• Do this
Please present the data from the line containing "svg-text:17.5: 17.5 — [486, 423, 507, 435]" through the line containing "Localize 23 of" as a numbered list, leaving out any blank lines.

• • •

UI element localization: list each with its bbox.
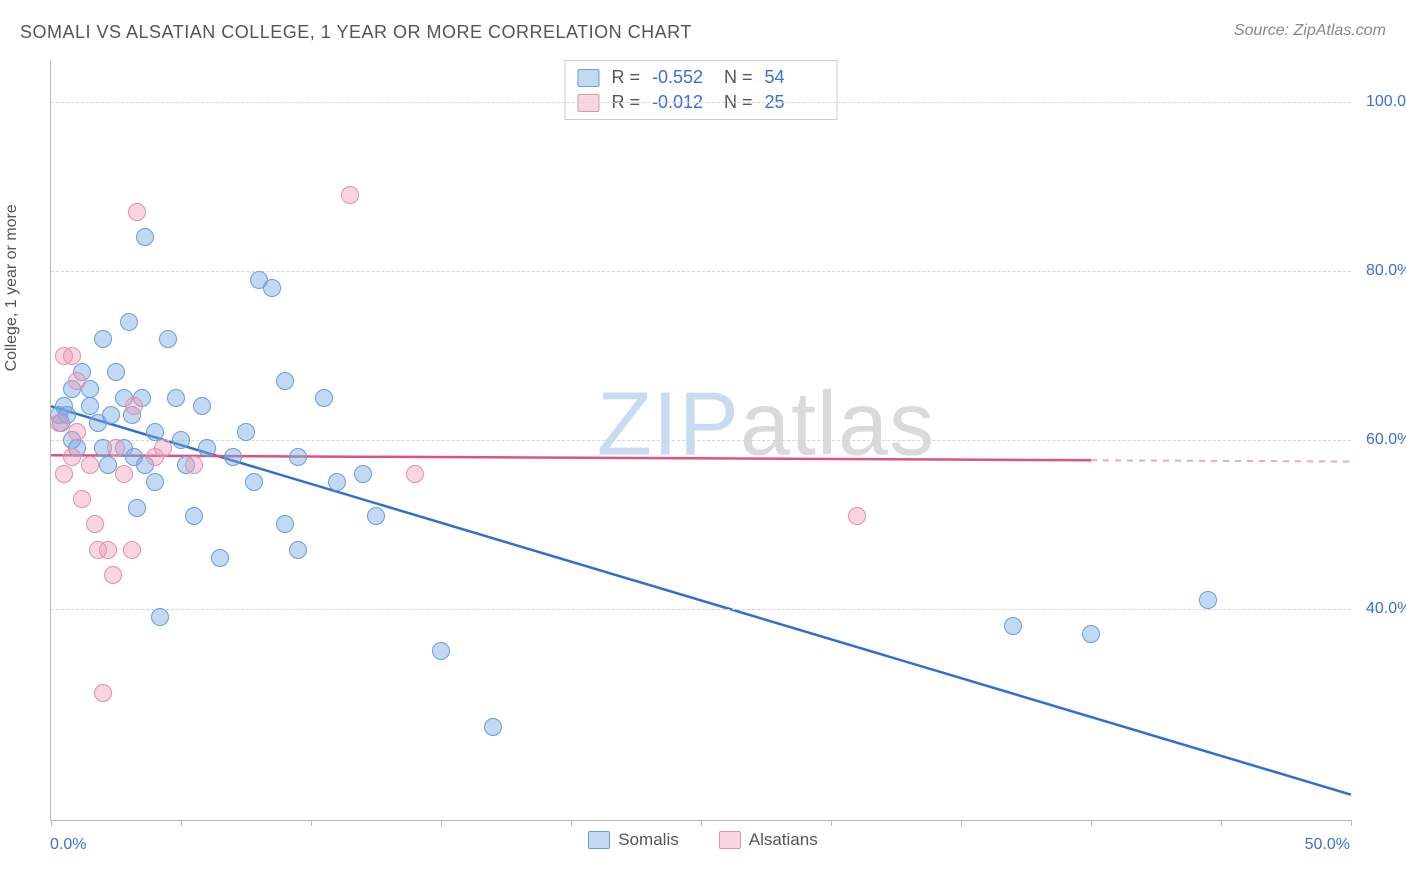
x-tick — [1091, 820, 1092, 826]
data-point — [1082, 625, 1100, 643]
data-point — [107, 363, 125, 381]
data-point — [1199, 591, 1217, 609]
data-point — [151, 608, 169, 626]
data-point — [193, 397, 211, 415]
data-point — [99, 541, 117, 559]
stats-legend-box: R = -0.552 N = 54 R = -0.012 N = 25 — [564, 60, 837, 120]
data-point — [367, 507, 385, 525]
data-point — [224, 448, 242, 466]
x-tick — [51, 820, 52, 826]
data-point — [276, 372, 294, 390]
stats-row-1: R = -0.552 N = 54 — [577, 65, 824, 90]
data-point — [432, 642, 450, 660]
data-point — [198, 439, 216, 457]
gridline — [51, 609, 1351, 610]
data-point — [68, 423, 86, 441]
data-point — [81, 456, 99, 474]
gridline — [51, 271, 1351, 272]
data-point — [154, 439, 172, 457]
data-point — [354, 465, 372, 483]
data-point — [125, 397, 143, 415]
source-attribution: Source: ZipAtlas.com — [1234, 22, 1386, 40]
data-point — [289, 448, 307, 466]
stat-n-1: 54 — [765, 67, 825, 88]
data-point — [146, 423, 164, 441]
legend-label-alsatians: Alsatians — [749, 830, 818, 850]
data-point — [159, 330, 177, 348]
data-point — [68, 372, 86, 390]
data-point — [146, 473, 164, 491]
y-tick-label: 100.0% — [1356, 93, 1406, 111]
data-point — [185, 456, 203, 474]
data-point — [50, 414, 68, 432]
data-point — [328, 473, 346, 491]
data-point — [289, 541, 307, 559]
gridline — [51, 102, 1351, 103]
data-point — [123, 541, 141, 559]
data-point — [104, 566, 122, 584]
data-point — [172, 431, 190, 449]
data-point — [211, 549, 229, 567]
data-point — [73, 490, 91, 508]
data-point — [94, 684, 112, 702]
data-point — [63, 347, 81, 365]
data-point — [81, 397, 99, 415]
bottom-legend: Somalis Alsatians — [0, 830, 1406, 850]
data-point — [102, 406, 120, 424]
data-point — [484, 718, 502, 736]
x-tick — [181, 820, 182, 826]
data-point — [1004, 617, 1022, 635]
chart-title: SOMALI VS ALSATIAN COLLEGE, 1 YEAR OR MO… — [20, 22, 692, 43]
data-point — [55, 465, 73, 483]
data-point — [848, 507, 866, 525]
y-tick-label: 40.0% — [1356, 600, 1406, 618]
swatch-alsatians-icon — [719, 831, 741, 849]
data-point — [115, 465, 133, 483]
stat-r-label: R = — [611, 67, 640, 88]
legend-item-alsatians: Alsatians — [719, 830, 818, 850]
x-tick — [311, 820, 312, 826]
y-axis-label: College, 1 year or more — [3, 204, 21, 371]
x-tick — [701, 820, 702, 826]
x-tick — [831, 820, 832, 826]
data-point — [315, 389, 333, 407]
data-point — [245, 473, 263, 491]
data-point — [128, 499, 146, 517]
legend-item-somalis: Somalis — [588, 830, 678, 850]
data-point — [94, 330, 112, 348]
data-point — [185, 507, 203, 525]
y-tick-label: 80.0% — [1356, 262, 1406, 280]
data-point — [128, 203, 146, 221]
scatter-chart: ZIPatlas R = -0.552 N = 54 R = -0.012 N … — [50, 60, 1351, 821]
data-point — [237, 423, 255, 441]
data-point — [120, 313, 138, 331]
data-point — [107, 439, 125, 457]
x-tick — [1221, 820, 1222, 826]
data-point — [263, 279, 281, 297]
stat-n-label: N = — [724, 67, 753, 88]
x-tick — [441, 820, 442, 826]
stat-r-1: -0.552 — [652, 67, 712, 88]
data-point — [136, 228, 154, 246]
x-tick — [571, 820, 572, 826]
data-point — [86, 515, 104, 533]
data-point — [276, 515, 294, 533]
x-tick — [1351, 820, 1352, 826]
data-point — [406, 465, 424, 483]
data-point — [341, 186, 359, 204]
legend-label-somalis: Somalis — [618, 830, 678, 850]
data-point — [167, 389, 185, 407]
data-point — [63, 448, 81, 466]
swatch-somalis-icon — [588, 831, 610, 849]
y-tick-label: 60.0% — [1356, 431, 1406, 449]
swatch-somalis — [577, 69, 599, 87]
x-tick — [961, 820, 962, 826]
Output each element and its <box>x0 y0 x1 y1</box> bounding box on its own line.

• • •

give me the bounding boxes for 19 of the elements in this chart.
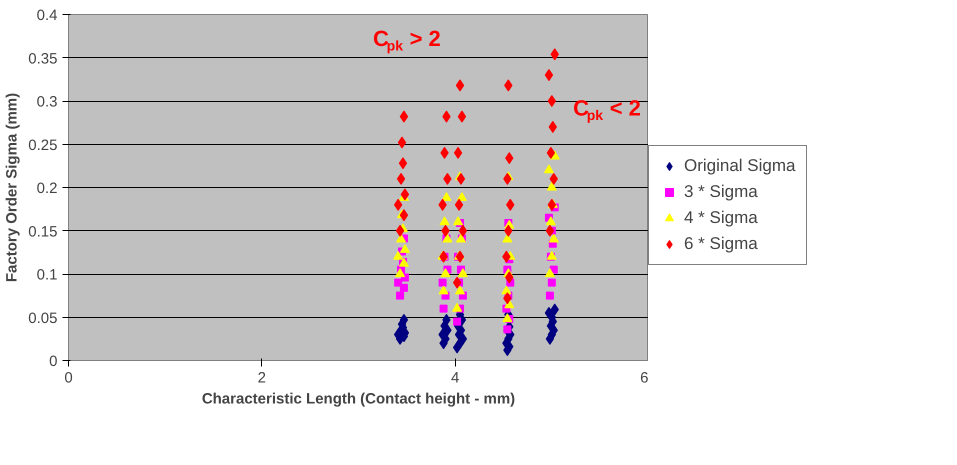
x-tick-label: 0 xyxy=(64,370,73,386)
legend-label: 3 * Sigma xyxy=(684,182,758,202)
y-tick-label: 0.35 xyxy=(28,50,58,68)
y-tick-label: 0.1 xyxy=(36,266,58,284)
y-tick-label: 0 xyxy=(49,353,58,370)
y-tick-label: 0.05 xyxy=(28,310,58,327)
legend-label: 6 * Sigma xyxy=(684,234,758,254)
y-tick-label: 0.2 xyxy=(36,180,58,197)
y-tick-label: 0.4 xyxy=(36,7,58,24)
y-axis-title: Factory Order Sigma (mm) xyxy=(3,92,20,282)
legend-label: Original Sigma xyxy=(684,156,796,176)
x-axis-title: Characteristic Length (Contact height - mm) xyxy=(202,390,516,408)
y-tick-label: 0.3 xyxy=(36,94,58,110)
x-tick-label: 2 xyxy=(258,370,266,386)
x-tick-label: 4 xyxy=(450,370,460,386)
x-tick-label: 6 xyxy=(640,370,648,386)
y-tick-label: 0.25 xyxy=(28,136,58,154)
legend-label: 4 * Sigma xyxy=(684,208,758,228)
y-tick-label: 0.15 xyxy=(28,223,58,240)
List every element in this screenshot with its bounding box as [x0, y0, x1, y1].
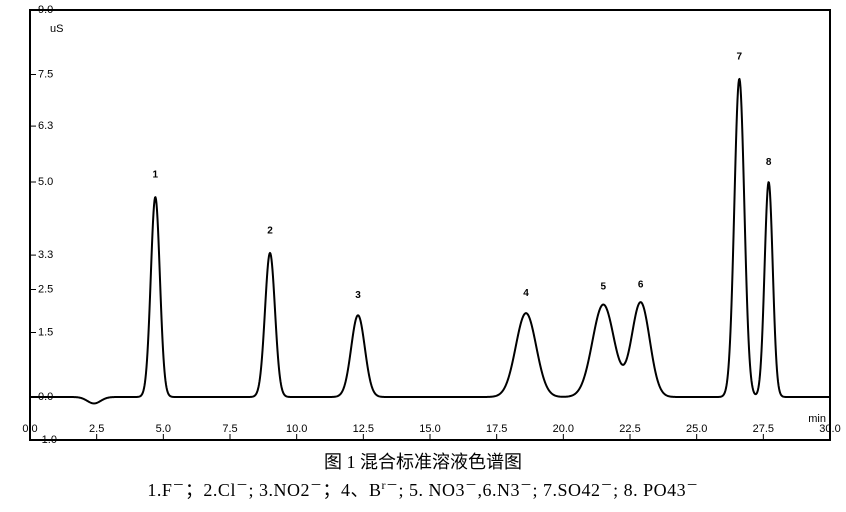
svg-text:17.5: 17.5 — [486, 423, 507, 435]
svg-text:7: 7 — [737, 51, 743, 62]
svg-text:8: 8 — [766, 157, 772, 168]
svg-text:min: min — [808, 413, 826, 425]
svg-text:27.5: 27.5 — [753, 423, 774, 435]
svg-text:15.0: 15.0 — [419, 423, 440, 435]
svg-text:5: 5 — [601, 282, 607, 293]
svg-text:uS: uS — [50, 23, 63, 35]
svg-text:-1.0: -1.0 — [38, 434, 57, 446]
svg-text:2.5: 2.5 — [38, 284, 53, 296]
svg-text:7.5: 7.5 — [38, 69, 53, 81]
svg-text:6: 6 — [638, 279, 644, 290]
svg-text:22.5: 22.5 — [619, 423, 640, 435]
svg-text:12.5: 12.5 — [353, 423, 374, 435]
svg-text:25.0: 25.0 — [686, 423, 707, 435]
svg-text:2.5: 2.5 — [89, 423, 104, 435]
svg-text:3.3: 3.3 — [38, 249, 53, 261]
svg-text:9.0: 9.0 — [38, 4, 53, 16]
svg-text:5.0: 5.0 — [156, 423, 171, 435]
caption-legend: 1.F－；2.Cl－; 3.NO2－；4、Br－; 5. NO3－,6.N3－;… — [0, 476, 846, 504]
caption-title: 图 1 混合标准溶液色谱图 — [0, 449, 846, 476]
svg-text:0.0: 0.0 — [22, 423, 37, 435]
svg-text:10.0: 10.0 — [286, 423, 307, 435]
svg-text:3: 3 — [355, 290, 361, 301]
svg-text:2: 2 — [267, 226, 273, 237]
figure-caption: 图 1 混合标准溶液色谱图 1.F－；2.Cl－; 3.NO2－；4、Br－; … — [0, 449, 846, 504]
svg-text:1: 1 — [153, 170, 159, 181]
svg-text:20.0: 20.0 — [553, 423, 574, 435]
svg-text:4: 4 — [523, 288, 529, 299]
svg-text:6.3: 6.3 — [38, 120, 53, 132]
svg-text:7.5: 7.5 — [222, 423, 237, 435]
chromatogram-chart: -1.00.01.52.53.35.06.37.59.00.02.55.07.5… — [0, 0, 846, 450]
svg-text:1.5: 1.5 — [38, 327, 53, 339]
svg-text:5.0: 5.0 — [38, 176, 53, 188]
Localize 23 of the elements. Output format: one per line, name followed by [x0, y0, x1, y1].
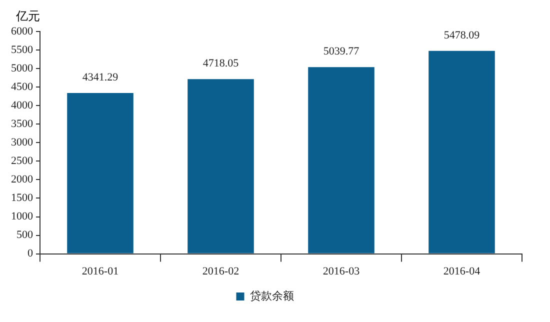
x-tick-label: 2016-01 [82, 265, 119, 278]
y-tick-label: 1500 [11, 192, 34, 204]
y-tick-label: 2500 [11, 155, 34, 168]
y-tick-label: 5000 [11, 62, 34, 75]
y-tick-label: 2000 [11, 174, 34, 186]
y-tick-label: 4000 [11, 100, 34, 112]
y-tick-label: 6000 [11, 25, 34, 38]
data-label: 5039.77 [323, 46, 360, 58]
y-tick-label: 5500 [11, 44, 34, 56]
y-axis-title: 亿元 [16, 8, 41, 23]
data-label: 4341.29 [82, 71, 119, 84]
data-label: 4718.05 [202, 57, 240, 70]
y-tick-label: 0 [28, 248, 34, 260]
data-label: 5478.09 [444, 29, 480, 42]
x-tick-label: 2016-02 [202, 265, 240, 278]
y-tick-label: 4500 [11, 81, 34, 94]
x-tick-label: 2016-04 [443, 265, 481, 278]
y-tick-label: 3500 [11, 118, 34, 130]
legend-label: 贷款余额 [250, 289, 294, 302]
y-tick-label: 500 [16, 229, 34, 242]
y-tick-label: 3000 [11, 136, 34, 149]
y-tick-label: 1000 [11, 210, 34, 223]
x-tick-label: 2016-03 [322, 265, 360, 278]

• • •

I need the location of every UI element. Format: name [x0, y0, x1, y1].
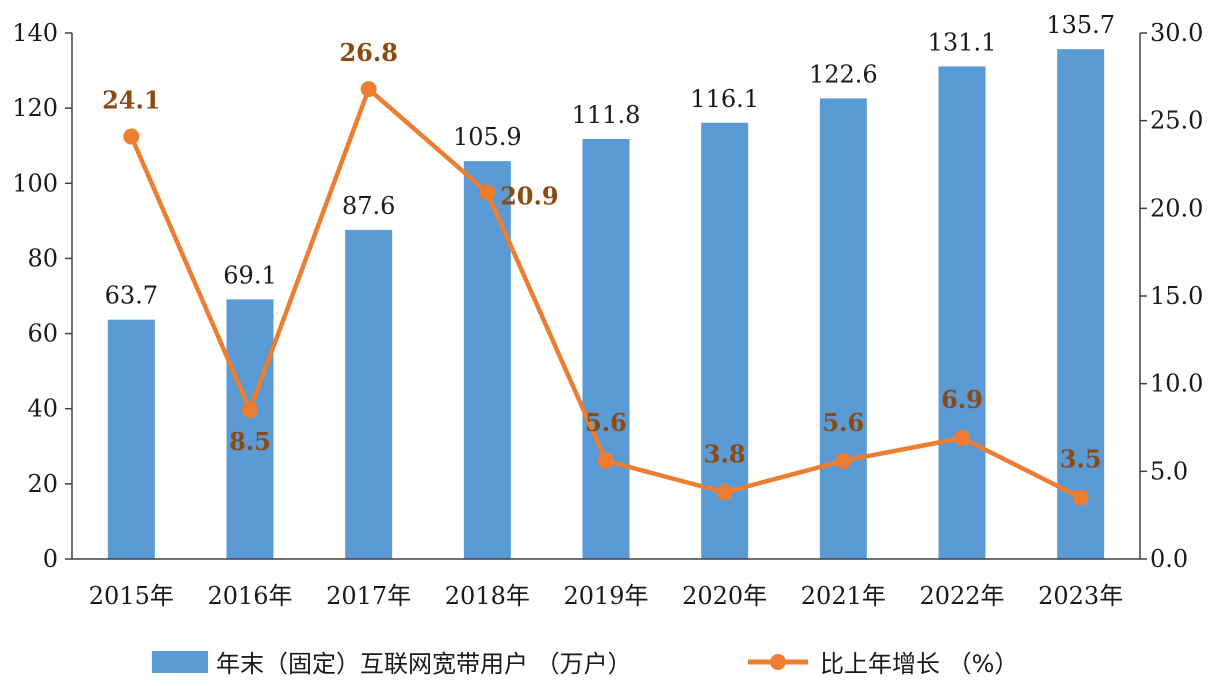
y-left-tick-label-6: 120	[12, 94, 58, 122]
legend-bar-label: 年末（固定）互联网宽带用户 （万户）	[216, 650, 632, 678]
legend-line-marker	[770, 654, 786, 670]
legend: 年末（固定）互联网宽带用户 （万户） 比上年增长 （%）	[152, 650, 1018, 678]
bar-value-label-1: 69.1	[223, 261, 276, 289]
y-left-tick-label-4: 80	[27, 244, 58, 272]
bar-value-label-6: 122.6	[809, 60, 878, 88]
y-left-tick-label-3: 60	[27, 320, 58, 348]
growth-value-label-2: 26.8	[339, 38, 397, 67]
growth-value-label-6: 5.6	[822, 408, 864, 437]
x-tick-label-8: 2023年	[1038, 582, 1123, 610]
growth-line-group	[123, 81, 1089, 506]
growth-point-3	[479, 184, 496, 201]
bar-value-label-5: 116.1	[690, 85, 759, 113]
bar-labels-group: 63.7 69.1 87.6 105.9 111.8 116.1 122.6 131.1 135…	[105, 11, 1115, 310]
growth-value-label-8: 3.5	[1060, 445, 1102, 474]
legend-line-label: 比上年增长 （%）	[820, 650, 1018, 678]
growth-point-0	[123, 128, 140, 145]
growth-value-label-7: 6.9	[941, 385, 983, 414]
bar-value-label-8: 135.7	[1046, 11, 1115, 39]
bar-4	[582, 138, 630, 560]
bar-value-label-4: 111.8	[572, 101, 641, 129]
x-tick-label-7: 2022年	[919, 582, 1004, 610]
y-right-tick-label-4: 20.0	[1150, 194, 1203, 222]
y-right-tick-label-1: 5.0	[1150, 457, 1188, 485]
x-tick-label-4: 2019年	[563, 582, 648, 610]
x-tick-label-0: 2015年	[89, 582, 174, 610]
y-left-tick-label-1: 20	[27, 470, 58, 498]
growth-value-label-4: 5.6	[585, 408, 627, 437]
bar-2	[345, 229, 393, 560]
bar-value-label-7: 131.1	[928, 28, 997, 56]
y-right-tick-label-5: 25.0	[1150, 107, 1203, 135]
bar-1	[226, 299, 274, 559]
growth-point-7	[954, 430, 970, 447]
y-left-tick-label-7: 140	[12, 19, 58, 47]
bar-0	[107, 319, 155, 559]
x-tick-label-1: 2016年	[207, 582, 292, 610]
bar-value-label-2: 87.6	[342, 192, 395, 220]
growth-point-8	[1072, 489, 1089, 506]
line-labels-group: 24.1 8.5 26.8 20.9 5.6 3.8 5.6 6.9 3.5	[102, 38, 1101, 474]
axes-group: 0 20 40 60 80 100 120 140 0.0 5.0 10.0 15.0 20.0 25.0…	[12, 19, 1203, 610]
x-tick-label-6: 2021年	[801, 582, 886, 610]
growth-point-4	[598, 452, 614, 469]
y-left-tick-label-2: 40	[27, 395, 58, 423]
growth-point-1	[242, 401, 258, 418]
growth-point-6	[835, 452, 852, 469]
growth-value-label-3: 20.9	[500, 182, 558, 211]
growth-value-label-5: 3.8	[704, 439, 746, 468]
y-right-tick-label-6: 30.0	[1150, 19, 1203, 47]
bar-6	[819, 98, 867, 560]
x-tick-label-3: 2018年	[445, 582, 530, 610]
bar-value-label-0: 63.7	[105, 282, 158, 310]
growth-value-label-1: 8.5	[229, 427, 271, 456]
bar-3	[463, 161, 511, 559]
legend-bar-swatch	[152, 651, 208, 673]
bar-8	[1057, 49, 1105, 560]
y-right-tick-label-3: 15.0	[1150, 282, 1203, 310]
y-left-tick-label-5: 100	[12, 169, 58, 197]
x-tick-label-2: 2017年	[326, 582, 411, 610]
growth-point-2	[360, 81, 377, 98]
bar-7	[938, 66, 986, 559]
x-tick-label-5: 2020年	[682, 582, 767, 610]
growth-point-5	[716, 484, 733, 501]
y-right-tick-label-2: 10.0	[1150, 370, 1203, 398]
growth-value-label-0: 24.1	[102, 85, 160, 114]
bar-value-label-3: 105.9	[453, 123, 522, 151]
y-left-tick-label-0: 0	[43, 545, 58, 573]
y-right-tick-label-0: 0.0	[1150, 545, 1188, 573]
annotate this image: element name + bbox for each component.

• • •

• Output of the exercise
1. svg-text:17.5: 17.5 — [486, 423, 507, 435]
2. svg-text:7: 7 — [737, 51, 743, 62]
3. svg-text:8: 8 — [766, 157, 772, 168]
4. svg-text:min: min — [808, 413, 826, 425]
5. svg-text:27.5: 27.5 — [753, 423, 774, 435]
6. svg-text:15.0: 15.0 — [419, 423, 440, 435]
7. svg-text:5: 5 — [601, 282, 607, 293]
8. svg-text:uS: uS — [50, 23, 63, 35]
9. svg-text:-1.0: -1.0 — [38, 434, 57, 446]
10. svg-text:2.5: 2.5 — [38, 284, 53, 296]
11. svg-text:7.5: 7.5 — [38, 69, 53, 81]
12. svg-text:6: 6 — [638, 279, 644, 290]
13. svg-text:22.5: 22.5 — [619, 423, 640, 435]
14. svg-text:12.5: 12.5 — [353, 423, 374, 435]
15. svg-text:25.0: 25.0 — [686, 423, 707, 435]
16. svg-text:2.5: 2.5 — [89, 423, 104, 435]
17. svg-text:3.3: 3.3 — [38, 249, 53, 261]
18. svg-text:9.0: 9.0 — [38, 4, 53, 16]
19. svg-text:5.0: 5.0 — [156, 423, 171, 435]
20. caption-legend: 1.F－；2.Cl－; 3.NO2－；4、Br－; 5. NO3－,6.N3－;… — [0, 476, 846, 504]
21. caption-title: 图 1 混合标准溶液色谱图 — [0, 449, 846, 476]
22. svg-text:0.0: 0.0 — [22, 423, 37, 435]
23. svg-text:10.0: 10.0 — [286, 423, 307, 435]
24. svg-text:3: 3 — [355, 290, 361, 301]
25. svg-text:2: 2 — [267, 226, 273, 237]
26. figure-caption: 图 1 混合标准溶液色谱图 1.F－；2.Cl－; 3.NO2－；4、Br－; … — [0, 449, 846, 504]
27. svg-text:1: 1 — [153, 170, 159, 181]
28. svg-text:20.0: 20.0 — [553, 423, 574, 435]
29. svg-text:4: 4 — [523, 288, 529, 299]
30. svg-text:6.3: 6.3 — [38, 120, 53, 132]
31. svg-text:7.5: 7.5 — [222, 423, 237, 435]
32. chromatogram-chart: -1.00.01.52.53.35.06.37.59.00.02.55.07.5… — [0, 0, 846, 450]
33. svg-text:1.5: 1.5 — [38, 327, 53, 339]
34. svg-text:5.0: 5.0 — [38, 176, 53, 188]
35. Localize 23 of the elements. Output format: one per line, name followed by [x0, y0, x1, y1].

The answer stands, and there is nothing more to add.